**SET EXERCISE**
Transcribe the material below exactly as it appears.

[Entries from a dataset]
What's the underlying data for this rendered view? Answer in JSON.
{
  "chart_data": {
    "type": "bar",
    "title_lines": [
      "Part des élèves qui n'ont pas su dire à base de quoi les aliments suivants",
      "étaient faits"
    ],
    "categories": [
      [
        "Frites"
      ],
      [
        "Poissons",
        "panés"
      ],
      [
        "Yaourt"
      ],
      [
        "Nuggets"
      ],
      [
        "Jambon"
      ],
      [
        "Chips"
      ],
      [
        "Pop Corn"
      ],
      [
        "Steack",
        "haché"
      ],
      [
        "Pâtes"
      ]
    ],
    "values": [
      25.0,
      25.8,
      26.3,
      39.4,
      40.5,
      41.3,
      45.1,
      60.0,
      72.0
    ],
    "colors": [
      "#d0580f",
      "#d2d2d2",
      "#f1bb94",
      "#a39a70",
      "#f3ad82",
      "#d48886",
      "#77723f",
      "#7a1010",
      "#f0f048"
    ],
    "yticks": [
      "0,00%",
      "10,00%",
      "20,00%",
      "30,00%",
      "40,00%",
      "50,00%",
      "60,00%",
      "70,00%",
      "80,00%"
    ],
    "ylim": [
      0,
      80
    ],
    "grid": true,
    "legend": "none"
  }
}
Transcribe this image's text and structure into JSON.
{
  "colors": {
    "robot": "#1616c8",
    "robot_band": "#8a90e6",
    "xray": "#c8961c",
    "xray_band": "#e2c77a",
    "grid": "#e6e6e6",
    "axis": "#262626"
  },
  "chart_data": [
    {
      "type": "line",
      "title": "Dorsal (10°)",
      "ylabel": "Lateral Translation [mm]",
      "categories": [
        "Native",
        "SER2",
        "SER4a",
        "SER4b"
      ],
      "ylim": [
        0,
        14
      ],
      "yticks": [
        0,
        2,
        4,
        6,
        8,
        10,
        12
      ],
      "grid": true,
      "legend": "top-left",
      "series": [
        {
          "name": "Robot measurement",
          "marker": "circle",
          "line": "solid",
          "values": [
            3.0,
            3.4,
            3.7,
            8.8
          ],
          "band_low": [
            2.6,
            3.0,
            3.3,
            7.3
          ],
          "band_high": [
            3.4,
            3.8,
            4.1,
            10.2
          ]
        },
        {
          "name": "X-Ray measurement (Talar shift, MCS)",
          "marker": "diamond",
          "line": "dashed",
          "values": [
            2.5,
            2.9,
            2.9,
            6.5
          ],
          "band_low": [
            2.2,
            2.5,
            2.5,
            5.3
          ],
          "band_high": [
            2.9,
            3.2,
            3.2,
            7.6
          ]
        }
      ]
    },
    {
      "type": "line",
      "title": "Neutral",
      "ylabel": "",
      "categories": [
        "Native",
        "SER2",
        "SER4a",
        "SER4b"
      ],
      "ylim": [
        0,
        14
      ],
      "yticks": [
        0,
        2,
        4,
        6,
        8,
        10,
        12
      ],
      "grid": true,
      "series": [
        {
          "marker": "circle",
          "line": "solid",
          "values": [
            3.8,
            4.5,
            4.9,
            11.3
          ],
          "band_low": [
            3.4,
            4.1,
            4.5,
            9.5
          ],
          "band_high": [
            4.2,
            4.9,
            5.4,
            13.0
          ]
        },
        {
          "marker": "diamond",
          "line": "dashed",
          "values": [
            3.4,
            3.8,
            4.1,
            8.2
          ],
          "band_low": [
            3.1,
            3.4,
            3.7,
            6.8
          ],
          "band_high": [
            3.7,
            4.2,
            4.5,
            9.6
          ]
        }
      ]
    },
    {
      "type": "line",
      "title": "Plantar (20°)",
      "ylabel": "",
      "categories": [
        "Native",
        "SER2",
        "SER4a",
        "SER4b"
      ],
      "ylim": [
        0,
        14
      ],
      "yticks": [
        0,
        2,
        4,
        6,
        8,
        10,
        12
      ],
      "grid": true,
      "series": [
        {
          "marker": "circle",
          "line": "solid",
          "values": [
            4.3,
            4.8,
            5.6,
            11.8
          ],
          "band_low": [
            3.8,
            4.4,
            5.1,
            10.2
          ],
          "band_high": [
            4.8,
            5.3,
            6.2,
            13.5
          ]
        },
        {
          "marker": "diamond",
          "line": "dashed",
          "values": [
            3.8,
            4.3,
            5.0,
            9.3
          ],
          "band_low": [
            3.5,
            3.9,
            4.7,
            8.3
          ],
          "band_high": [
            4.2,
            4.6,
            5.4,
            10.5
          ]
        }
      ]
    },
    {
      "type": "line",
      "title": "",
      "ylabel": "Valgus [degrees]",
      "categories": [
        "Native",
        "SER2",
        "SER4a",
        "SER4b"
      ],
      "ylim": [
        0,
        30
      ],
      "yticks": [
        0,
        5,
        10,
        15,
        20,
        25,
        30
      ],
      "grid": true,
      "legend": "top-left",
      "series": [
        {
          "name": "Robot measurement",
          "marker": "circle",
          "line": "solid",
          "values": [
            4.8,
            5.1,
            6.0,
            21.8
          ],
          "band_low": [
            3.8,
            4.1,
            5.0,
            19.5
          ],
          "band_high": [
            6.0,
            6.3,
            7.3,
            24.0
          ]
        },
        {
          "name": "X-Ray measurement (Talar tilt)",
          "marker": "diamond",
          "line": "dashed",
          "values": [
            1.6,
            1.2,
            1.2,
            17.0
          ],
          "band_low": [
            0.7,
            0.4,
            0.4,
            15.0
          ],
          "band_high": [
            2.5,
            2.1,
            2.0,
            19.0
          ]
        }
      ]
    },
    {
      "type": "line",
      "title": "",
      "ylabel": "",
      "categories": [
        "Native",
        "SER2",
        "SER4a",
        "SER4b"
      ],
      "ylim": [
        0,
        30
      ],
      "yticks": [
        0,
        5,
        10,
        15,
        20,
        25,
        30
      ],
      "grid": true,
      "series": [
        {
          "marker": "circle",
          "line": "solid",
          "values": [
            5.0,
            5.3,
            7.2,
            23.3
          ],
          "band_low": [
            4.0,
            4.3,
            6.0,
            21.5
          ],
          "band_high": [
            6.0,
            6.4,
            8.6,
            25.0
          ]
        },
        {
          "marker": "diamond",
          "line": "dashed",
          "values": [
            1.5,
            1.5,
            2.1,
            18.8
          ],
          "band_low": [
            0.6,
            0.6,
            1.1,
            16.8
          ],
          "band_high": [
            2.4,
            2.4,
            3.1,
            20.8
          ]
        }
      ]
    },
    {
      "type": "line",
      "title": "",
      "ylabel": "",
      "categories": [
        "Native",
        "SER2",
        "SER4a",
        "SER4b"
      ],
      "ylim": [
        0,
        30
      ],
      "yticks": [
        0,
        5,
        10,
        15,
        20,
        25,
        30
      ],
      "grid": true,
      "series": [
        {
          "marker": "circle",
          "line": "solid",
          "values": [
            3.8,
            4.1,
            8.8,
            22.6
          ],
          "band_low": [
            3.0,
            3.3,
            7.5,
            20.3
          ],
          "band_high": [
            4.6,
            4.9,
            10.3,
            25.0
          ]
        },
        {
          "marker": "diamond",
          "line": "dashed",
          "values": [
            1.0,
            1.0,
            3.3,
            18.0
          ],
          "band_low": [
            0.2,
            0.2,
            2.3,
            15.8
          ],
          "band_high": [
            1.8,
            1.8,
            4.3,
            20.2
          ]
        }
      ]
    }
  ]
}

**COMPLETE RESPONSE**
What's the underlying data for this rendered view? Answer in JSON.
{
  "chart_data": {
    "type": "bar",
    "title_lines": [
      "Part des élèves qui n'ont pas su dire à base de quoi les aliments suivants",
      "étaient faits"
    ],
    "categories": [
      [
        "Frites"
      ],
      [
        "Poissons",
        "panés"
      ],
      [
        "Yaourt"
      ],
      [
        "Nuggets"
      ],
      [
        "Jambon"
      ],
      [
        "Chips"
      ],
      [
        "Pop Corn"
      ],
      [
        "Steack",
        "haché"
      ],
      [
        "Pâtes"
      ]
    ],
    "values": [
      25.0,
      25.8,
      26.3,
      39.4,
      40.5,
      41.3,
      45.1,
      60.0,
      72.0
    ],
    "colors": [
      "#d0580f",
      "#d2d2d2",
      "#f1bb94",
      "#a39a70",
      "#f3ad82",
      "#d48886",
      "#77723f",
      "#7a1010",
      "#f0f048"
    ],
    "yticks": [
      "0,00%",
      "10,00%",
      "20,00%",
      "30,00%",
      "40,00%",
      "50,00%",
      "60,00%",
      "70,00%",
      "80,00%"
    ],
    "ylim": [
      0,
      80
    ],
    "grid": true,
    "legend": "none"
  }
}
Transcribe this image's text and structure into JSON.
{
  "colors": {
    "robot": "#1616c8",
    "robot_band": "#8a90e6",
    "xray": "#c8961c",
    "xray_band": "#e2c77a",
    "grid": "#e6e6e6",
    "axis": "#262626"
  },
  "chart_data": [
    {
      "type": "line",
      "title": "Dorsal (10°)",
      "ylabel": "Lateral Translation [mm]",
      "categories": [
        "Native",
        "SER2",
        "SER4a",
        "SER4b"
      ],
      "ylim": [
        0,
        14
      ],
      "yticks": [
        0,
        2,
        4,
        6,
        8,
        10,
        12
      ],
      "grid": true,
      "legend": "top-left",
      "series": [
        {
          "name": "Robot measurement",
          "marker": "circle",
          "line": "solid",
          "values": [
            3.0,
            3.4,
            3.7,
            8.8
          ],
          "band_low": [
            2.6,
            3.0,
            3.3,
            7.3
          ],
          "band_high": [
            3.4,
            3.8,
            4.1,
            10.2
          ]
        },
        {
          "name": "X-Ray measurement (Talar shift, MCS)",
          "marker": "diamond",
          "line": "dashed",
          "values": [
            2.5,
            2.9,
            2.9,
            6.5
          ],
          "band_low": [
            2.2,
            2.5,
            2.5,
            5.3
          ],
          "band_high": [
            2.9,
            3.2,
            3.2,
            7.6
          ]
        }
      ]
    },
    {
      "type": "line",
      "title": "Neutral",
      "ylabel": "",
      "categories": [
        "Native",
        "SER2",
        "SER4a",
        "SER4b"
      ],
      "ylim": [
        0,
        14
      ],
      "yticks": [
        0,
        2,
        4,
        6,
        8,
        10,
        12
      ],
      "grid": true,
      "series": [
        {
          "marker": "circle",
          "line": "solid",
          "values": [
            3.8,
            4.5,
            4.9,
            11.3
          ],
          "band_low": [
            3.4,
            4.1,
            4.5,
            9.5
          ],
          "band_high": [
            4.2,
            4.9,
            5.4,
            13.0
          ]
        },
        {
          "marker": "diamond",
          "line": "dashed",
          "values": [
            3.4,
            3.8,
            4.1,
            8.2
          ],
          "band_low": [
            3.1,
            3.4,
            3.7,
            6.8
          ],
          "band_high": [
            3.7,
            4.2,
            4.5,
            9.6
          ]
        }
      ]
    },
    {
      "type": "line",
      "title": "Plantar (20°)",
      "ylabel": "",
      "categories": [
        "Native",
        "SER2",
        "SER4a",
        "SER4b"
      ],
      "ylim": [
        0,
        14
      ],
      "yticks": [
        0,
        2,
        4,
        6,
        8,
        10,
        12
      ],
      "grid": true,
      "series": [
        {
          "marker": "circle",
          "line": "solid",
          "values": [
            4.3,
            4.8,
            5.6,
            11.8
          ],
          "band_low": [
            3.8,
            4.4,
            5.1,
            10.2
          ],
          "band_high": [
            4.8,
            5.3,
            6.2,
            13.5
          ]
        },
        {
          "marker": "diamond",
          "line": "dashed",
          "values": [
            3.8,
            4.3,
            5.0,
            9.3
          ],
          "band_low": [
            3.5,
            3.9,
            4.7,
            8.3
          ],
          "band_high": [
            4.2,
            4.6,
            5.4,
            10.5
          ]
        }
      ]
    },
    {
      "type": "line",
      "title": "",
      "ylabel": "Valgus [degrees]",
      "categories": [
        "Native",
        "SER2",
        "SER4a",
        "SER4b"
      ],
      "ylim": [
        0,
        30
      ],
      "yticks": [
        0,
        5,
        10,
        15,
        20,
        25,
        30
      ],
      "grid": true,
      "legend": "top-left",
      "series": [
        {
          "name": "Robot measurement",
          "marker": "circle",
          "line": "solid",
          "values": [
            4.8,
            5.1,
            6.0,
            21.8
          ],
          "band_low": [
            3.8,
            4.1,
            5.0,
            19.5
          ],
          "band_high": [
            6.0,
            6.3,
            7.3,
            24.0
          ]
        },
        {
          "name": "X-Ray measurement (Talar tilt)",
          "marker": "diamond",
          "line": "dashed",
          "values": [
            1.6,
            1.2,
            1.2,
            17.0
          ],
          "band_low": [
            0.7,
            0.4,
            0.4,
            15.0
          ],
          "band_high": [
            2.5,
            2.1,
            2.0,
            19.0
          ]
        }
      ]
    },
    {
      "type": "line",
      "title": "",
      "ylabel": "",
      "categories": [
        "Native",
        "SER2",
        "SER4a",
        "SER4b"
      ],
      "ylim": [
        0,
        30
      ],
      "yticks": [
        0,
        5,
        10,
        15,
        20,
        25,
        30
      ],
      "grid": true,
      "series": [
        {
          "marker": "circle",
          "line": "solid",
          "values": [
            5.0,
            5.3,
            7.2,
            23.3
          ],
          "band_low": [
            4.0,
            4.3,
            6.0,
            21.5
          ],
          "band_high": [
            6.0,
            6.4,
            8.6,
            25.0
          ]
        },
        {
          "marker": "diamond",
          "line": "dashed",
          "values": [
            1.5,
            1.5,
            2.1,
            18.8
          ],
          "band_low": [
            0.6,
            0.6,
            1.1,
            16.8
          ],
          "band_high": [
            2.4,
            2.4,
            3.1,
            20.8
          ]
        }
      ]
    },
    {
      "type": "line",
      "title": "",
      "ylabel": "",
      "categories": [
        "Native",
        "SER2",
        "SER4a",
        "SER4b"
      ],
      "ylim": [
        0,
        30
      ],
      "yticks": [
        0,
        5,
        10,
        15,
        20,
        25,
        30
      ],
      "grid": true,
      "series": [
        {
          "marker": "circle",
          "line": "solid",
          "values": [
            3.8,
            4.1,
            8.8,
            22.6
          ],
          "band_low": [
            3.0,
            3.3,
            7.5,
            20.3
          ],
          "band_high": [
            4.6,
            4.9,
            10.3,
            25.0
          ]
        },
        {
          "marker": "diamond",
          "line": "dashed",
          "values": [
            1.0,
            1.0,
            3.3,
            18.0
          ],
          "band_low": [
            0.2,
            0.2,
            2.3,
            15.8
          ],
          "band_high": [
            1.8,
            1.8,
            4.3,
            20.2
          ]
        }
      ]
    }
  ]
}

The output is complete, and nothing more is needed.